§ WHAT THE TASK ASKS:
Reproduce the rows below verbatim, from the very first line through the line containing "cell-a13[interactable] xyxy=(61,520,120,538)", with both ends included.

§ MATERIAL PROVIDED:

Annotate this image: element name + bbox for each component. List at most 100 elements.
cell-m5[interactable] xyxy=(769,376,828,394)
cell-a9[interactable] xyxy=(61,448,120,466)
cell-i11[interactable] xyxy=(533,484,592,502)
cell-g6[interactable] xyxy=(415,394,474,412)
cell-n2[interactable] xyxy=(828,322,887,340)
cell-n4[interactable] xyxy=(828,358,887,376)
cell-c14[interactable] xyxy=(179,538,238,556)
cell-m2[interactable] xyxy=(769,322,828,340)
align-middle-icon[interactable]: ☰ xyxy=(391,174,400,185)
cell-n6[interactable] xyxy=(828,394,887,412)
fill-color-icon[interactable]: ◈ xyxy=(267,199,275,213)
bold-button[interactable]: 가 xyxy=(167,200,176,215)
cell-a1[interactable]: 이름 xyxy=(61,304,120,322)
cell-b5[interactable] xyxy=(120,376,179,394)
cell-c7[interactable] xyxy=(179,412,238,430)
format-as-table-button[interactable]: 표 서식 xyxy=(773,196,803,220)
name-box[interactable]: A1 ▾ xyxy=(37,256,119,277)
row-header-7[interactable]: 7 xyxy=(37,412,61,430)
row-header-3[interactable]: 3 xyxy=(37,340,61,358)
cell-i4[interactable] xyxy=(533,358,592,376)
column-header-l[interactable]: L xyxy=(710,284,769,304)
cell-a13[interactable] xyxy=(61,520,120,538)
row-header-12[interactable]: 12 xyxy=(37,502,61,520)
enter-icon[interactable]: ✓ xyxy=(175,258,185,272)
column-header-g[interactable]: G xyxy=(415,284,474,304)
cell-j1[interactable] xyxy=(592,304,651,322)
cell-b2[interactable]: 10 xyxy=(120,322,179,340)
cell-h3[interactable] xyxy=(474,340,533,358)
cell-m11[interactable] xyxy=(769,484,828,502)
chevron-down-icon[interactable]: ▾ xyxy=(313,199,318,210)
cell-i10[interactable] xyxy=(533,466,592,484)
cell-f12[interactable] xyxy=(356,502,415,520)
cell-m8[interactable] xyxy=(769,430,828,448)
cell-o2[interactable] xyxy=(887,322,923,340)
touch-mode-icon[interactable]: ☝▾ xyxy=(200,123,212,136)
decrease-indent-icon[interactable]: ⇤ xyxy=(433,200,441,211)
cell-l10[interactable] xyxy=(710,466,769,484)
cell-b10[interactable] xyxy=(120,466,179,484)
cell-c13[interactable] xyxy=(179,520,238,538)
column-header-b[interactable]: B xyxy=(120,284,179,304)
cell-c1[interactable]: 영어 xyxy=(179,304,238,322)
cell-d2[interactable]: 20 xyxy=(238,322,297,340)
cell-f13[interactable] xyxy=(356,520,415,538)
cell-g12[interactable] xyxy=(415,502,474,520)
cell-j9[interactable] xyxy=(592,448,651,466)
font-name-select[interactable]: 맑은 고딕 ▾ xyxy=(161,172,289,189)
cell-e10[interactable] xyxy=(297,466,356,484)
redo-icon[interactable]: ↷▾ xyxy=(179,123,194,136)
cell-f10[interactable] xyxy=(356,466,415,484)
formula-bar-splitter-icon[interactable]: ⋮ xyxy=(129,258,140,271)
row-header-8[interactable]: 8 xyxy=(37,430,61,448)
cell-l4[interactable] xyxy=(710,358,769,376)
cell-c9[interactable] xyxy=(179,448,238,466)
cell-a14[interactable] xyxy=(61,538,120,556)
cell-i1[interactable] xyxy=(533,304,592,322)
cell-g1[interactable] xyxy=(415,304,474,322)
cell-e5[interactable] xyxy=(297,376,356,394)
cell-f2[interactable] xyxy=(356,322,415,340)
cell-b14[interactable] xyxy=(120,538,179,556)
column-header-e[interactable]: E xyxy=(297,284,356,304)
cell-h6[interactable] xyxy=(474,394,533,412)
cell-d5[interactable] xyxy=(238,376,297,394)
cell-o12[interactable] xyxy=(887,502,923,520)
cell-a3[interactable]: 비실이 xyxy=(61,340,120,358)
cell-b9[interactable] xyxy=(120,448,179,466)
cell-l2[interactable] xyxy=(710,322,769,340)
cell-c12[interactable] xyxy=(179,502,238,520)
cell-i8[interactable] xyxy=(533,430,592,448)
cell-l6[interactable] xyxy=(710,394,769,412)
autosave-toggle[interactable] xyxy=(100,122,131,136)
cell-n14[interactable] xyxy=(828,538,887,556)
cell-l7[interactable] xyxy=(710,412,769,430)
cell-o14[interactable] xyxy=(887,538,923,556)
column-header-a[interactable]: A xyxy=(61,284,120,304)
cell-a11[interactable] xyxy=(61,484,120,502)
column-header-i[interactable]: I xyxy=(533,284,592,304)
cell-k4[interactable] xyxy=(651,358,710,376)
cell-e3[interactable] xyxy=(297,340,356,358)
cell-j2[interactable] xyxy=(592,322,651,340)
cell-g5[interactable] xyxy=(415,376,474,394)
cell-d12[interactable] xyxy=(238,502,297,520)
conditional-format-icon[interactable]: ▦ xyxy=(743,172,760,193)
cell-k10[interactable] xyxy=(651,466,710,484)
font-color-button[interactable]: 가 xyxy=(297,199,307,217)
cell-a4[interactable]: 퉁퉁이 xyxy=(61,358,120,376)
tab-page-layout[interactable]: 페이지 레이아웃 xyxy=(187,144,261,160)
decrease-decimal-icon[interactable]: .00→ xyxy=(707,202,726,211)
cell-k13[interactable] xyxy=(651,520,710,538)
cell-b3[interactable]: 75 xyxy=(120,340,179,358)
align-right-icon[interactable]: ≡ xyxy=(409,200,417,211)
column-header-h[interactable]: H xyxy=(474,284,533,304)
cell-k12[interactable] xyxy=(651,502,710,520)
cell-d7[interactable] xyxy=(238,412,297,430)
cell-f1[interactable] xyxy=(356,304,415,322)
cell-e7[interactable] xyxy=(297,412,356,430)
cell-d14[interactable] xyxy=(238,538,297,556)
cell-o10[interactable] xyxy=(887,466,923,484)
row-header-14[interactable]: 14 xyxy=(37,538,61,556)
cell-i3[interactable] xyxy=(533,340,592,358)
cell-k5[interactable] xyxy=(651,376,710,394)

§ RESPONSE TO THE TASK:
Annotate this image: element name + bbox for each component. List at most 100 elements.
cell-m5[interactable] xyxy=(769,376,828,394)
cell-a9[interactable] xyxy=(61,448,120,466)
cell-i11[interactable] xyxy=(533,484,592,502)
cell-g6[interactable] xyxy=(415,394,474,412)
cell-n2[interactable] xyxy=(828,322,887,340)
cell-n4[interactable] xyxy=(828,358,887,376)
cell-c14[interactable] xyxy=(179,538,238,556)
cell-m2[interactable] xyxy=(769,322,828,340)
align-middle-icon[interactable]: ☰ xyxy=(391,174,400,185)
cell-n6[interactable] xyxy=(828,394,887,412)
fill-color-icon[interactable]: ◈ xyxy=(267,199,275,213)
bold-button[interactable]: 가 xyxy=(167,200,176,215)
cell-a1[interactable]: 이름 xyxy=(61,304,120,322)
cell-b5[interactable] xyxy=(120,376,179,394)
cell-c7[interactable] xyxy=(179,412,238,430)
format-as-table-button[interactable]: 표 서식 xyxy=(773,196,803,220)
name-box[interactable]: A1 ▾ xyxy=(37,256,119,277)
row-header-7[interactable]: 7 xyxy=(37,412,61,430)
row-header-3[interactable]: 3 xyxy=(37,340,61,358)
cell-i4[interactable] xyxy=(533,358,592,376)
column-header-l[interactable]: L xyxy=(710,284,769,304)
cell-a13[interactable] xyxy=(61,520,120,538)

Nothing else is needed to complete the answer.